Copy down every line where the string "name" shows up.

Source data
►

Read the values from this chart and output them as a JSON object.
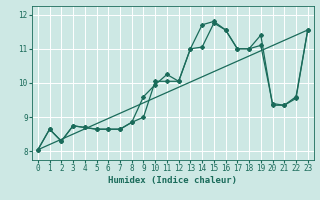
{
  "xlabel": "Humidex (Indice chaleur)",
  "bg_color": "#cde8e4",
  "grid_color": "#ffffff",
  "line_color": "#1a6b5a",
  "xlim": [
    -0.5,
    23.5
  ],
  "ylim": [
    7.75,
    12.25
  ],
  "xticks": [
    0,
    1,
    2,
    3,
    4,
    5,
    6,
    7,
    8,
    9,
    10,
    11,
    12,
    13,
    14,
    15,
    16,
    17,
    18,
    19,
    20,
    21,
    22,
    23
  ],
  "yticks": [
    8,
    9,
    10,
    11,
    12
  ],
  "series1_x": [
    0,
    1,
    2,
    3,
    4,
    5,
    6,
    7,
    8,
    9,
    10,
    11,
    12,
    13,
    14,
    15,
    16,
    17,
    18,
    19,
    20,
    21,
    22,
    23
  ],
  "series1_y": [
    8.05,
    8.65,
    8.3,
    8.75,
    8.7,
    8.65,
    8.65,
    8.65,
    8.85,
    9.6,
    9.95,
    10.25,
    10.05,
    11.0,
    11.7,
    11.8,
    11.55,
    11.0,
    11.0,
    11.4,
    9.35,
    9.35,
    9.6,
    11.55
  ],
  "series2_x": [
    0,
    1,
    2,
    3,
    4,
    5,
    6,
    7,
    8,
    9,
    10,
    11,
    12,
    13,
    14,
    15,
    16,
    17,
    18,
    19,
    20,
    21,
    22,
    23
  ],
  "series2_y": [
    8.05,
    8.65,
    8.3,
    8.75,
    8.7,
    8.65,
    8.65,
    8.65,
    8.85,
    9.0,
    10.05,
    10.05,
    10.05,
    11.0,
    11.05,
    11.75,
    11.55,
    11.0,
    11.0,
    11.1,
    9.4,
    9.35,
    9.55,
    11.55
  ],
  "series3_x": [
    0,
    23
  ],
  "series3_y": [
    8.05,
    11.55
  ]
}
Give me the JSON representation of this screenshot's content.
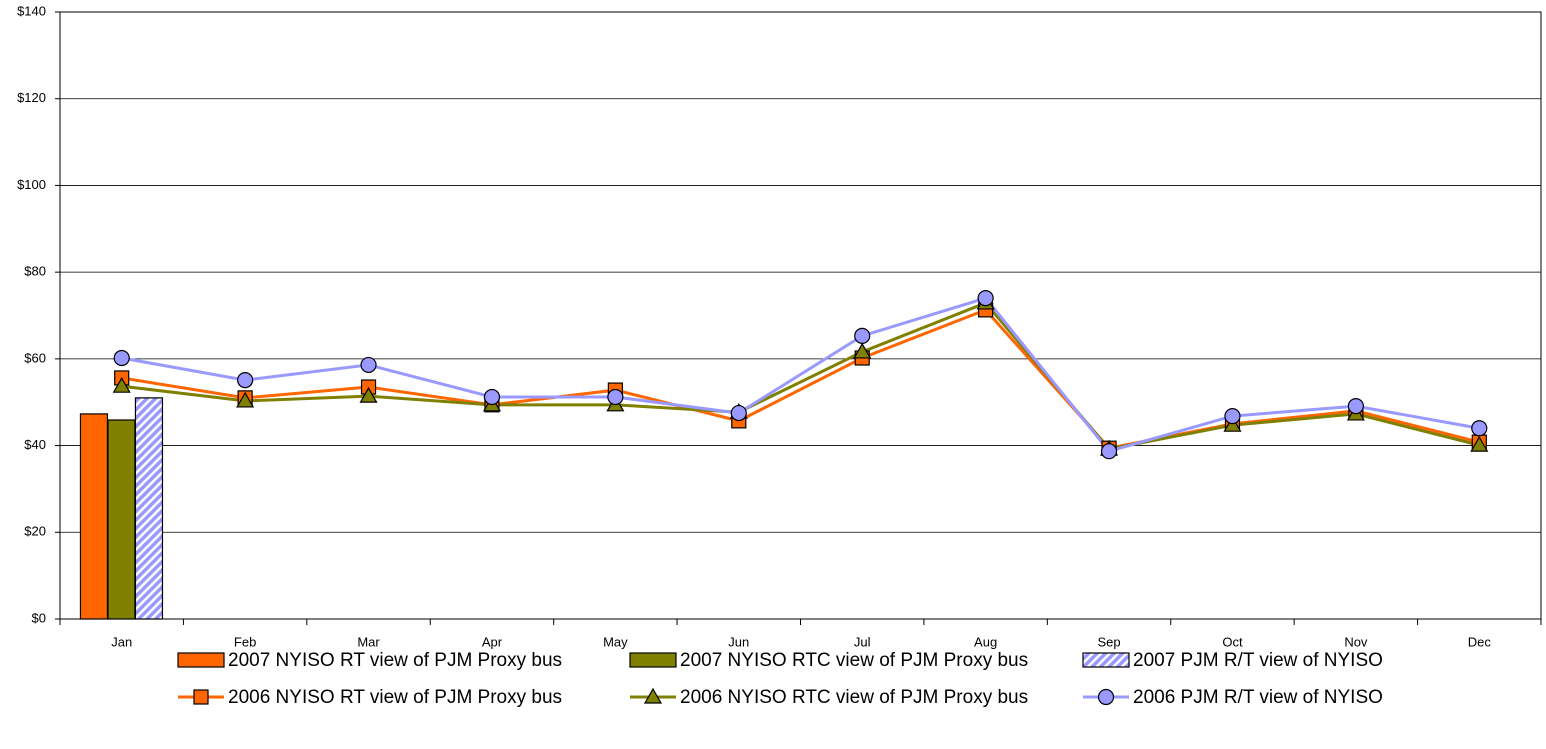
{
  "chart_data": {
    "type": "combo",
    "categories": [
      "Jan",
      "Feb",
      "Mar",
      "Apr",
      "May",
      "Jun",
      "Jul",
      "Aug",
      "Sep",
      "Oct",
      "Nov",
      "Dec"
    ],
    "ylim": [
      0,
      140
    ],
    "yticks": [
      {
        "value": 0,
        "label": "$0"
      },
      {
        "value": 20,
        "label": "$20"
      },
      {
        "value": 40,
        "label": "$40"
      },
      {
        "value": 60,
        "label": "$60"
      },
      {
        "value": 80,
        "label": "$80"
      },
      {
        "value": 100,
        "label": "$100"
      },
      {
        "value": 120,
        "label": "$120"
      },
      {
        "value": 140,
        "label": "$140"
      }
    ],
    "grid": true,
    "legend": "bottom",
    "series": [
      {
        "name": "2007 NYISO RT view of PJM Proxy bus",
        "type": "bar",
        "color": "#ff6600",
        "values": [
          47.3,
          null,
          null,
          null,
          null,
          null,
          null,
          null,
          null,
          null,
          null,
          null
        ]
      },
      {
        "name": "2007 NYISO RTC view of PJM Proxy bus",
        "type": "bar",
        "color": "#808000",
        "values": [
          45.9,
          null,
          null,
          null,
          null,
          null,
          null,
          null,
          null,
          null,
          null,
          null
        ]
      },
      {
        "name": "2007 PJM R/T view of NYISO",
        "type": "bar",
        "color": "#9999ff",
        "pattern": "hatch",
        "values": [
          51,
          null,
          null,
          null,
          null,
          null,
          null,
          null,
          null,
          null,
          null,
          null
        ]
      },
      {
        "name": "2006 NYISO RT view of PJM Proxy bus",
        "type": "line",
        "color": "#ff6600",
        "marker": "square",
        "values": [
          55.6,
          51,
          53.5,
          49.4,
          52.8,
          45.7,
          60.2,
          71.3,
          39.4,
          45,
          48,
          40.8
        ]
      },
      {
        "name": "2006 NYISO RTC view of PJM Proxy bus",
        "type": "line",
        "color": "#808000",
        "marker": "triangle",
        "values": [
          53.7,
          50.3,
          51.4,
          49.4,
          49.4,
          47.7,
          61.6,
          72.9,
          39.2,
          44.7,
          47.3,
          40.1
        ]
      },
      {
        "name": "2006 PJM R/T view of NYISO",
        "type": "line",
        "color": "#9999ff",
        "marker": "circle",
        "values": [
          60.2,
          55.1,
          58.6,
          51.2,
          51.2,
          47.5,
          65.3,
          74,
          38.7,
          46.8,
          49.1,
          44
        ]
      }
    ]
  }
}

◄

> TASK ANSWER
        "name": "2007 NYISO RT view of PJM Proxy bus",
        "name": "2007 NYISO RTC view of PJM Proxy bus",
        "name": "2007 PJM R/T view of NYISO",
        "name": "2006 NYISO RT view of PJM Proxy bus",
        "name": "2006 NYISO RTC view of PJM Proxy bus",
        "name": "2006 PJM R/T view of NYISO",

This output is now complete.